**Short task**
Output the records exactly as they appear, with no pictures included.

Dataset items
--- Start ---

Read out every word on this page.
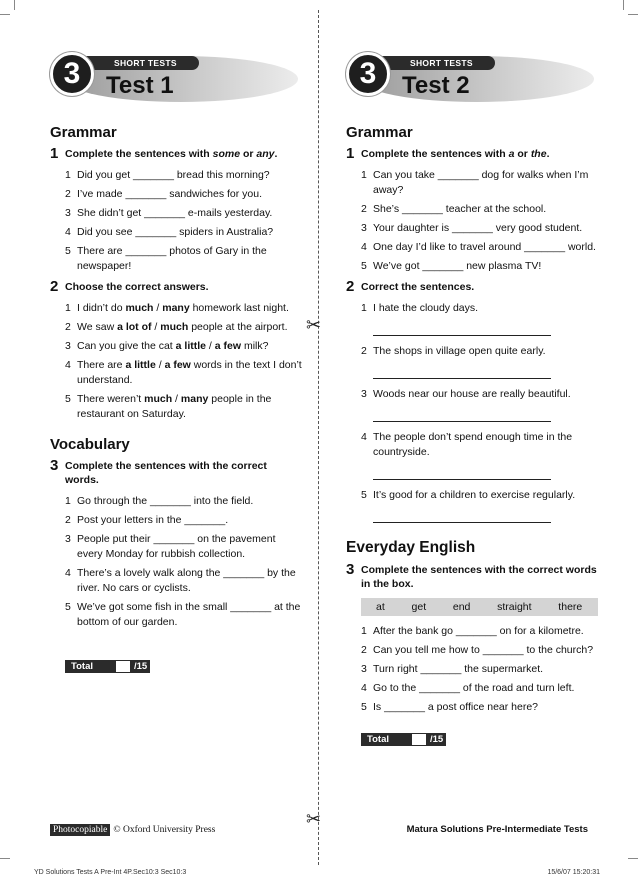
✂
✂
SHORT TESTS
3	Test 1
Grammar
1 Complete the sentences with some or any.
1 Did you get _______ bread this morning?
2 I’ve made _______ sandwiches for you.
3 She didn’t get _______ e-mails yesterday.
4 Did you see _______ spiders in Australia?
5 There are _______ photos of Gary in the newspaper!
2 Choose the correct answers.
1 I didn’t do much / many homework last night.
2 We saw a lot of / much people at the airport.
3 Can you give the cat a little / a few milk?
4 There are a little / a few words in the text I don’t understand.
5 There weren’t much / many people in the restaurant on Saturday.
Vocabulary
3 Complete the sentences with the correct words.
1 Go through the _______ into the field.
2 Post your letters in the _______.
3 People put their _______ on the pavement every Monday for rubbish collection.
4 There’s a lovely walk along the _______ by the river. No cars or cyclists.
5 We’ve got some fish in the small _______ at the bottom of our garden.
Total	/15
SHORT TESTS
3	Test 2
Grammar
1 Complete the sentences with a or the.
1 Can you take _______ dog for walks when I’m away?
2 She’s _______ teacher at the school.
3 Your daughter is _______ very good student.
4 One day I’d like to travel around _______ world.
5 We’ve got _______ new plasma TV!
2 Correct the sentences.
1 I hate the cloudy days.
2 The shops in village open quite early.
3 Woods near our house are really beautiful.
4 The people don’t spend enough time in the countryside.
5 It’s good for a children to exercise regularly.
Everyday English
3 Complete the sentences with the correct words in the box.
at   get   end   straight   there
1 After the bank go _______ on for a kilometre.
2 Can you tell me how to _______ to the church?
3 Turn right _______ the supermarket.
4 Go to the _______ of the road and turn left.
5 Is _______ a post office near here?
Total	/15
Photocopiable © Oxford University Press	Matura Solutions Pre-Intermediate Tests
YD Solutions Tests A Pre-Int 4P.Sec10:3 Sec10:3	15/6/07 15:20:31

--- End ---

**Task output**
Read out every word on this page.
✂
✂
SHORT TESTS
3	Test 1
Grammar
1 Complete the sentences with some or any.
1 Did you get _______ bread this morning?
2 I’ve made _______ sandwiches for you.
3 She didn’t get _______ e-mails yesterday.
4 Did you see _______ spiders in Australia?
5 There are _______ photos of Gary in the newspaper!
2 Choose the correct answers.
1 I didn’t do much / many homework last night.
2 We saw a lot of / much people at the airport.
3 Can you give the cat a little / a few milk?
4 There are a little / a few words in the text I don’t understand.
5 There weren’t much / many people in the restaurant on Saturday.
Vocabulary
3 Complete the sentences with the correct words.
1 Go through the _______ into the field.
2 Post your letters in the _______.
3 People put their _______ on the pavement every Monday for rubbish collection.
4 There’s a lovely walk along the _______ by the river. No cars or cyclists.
5 We’ve got some fish in the small _______ at the bottom of our garden.
Total	/15
SHORT TESTS
3	Test 2
Grammar
1 Complete the sentences with a or the.
1 Can you take _______ dog for walks when I’m away?
2 She’s _______ teacher at the school.
3 Your daughter is _______ very good student.
4 One day I’d like to travel around _______ world.
5 We’ve got _______ new plasma TV!
2 Correct the sentences.
1 I hate the cloudy days.
2 The shops in village open quite early.
3 Woods near our house are really beautiful.
4 The people don’t spend enough time in the countryside.
5 It’s good for a children to exercise regularly.
Everyday English
3 Complete the sentences with the correct words in the box.
at   get   end   straight   there
1 After the bank go _______ on for a kilometre.
2 Can you tell me how to _______ to the church?
3 Turn right _______ the supermarket.
4 Go to the _______ of the road and turn left.
5 Is _______ a post office near here?
Total	/15
Photocopiable © Oxford University Press	Matura Solutions Pre-Intermediate Tests
YD Solutions Tests A Pre-Int 4P.Sec10:3 Sec10:3	15/6/07 15:20:31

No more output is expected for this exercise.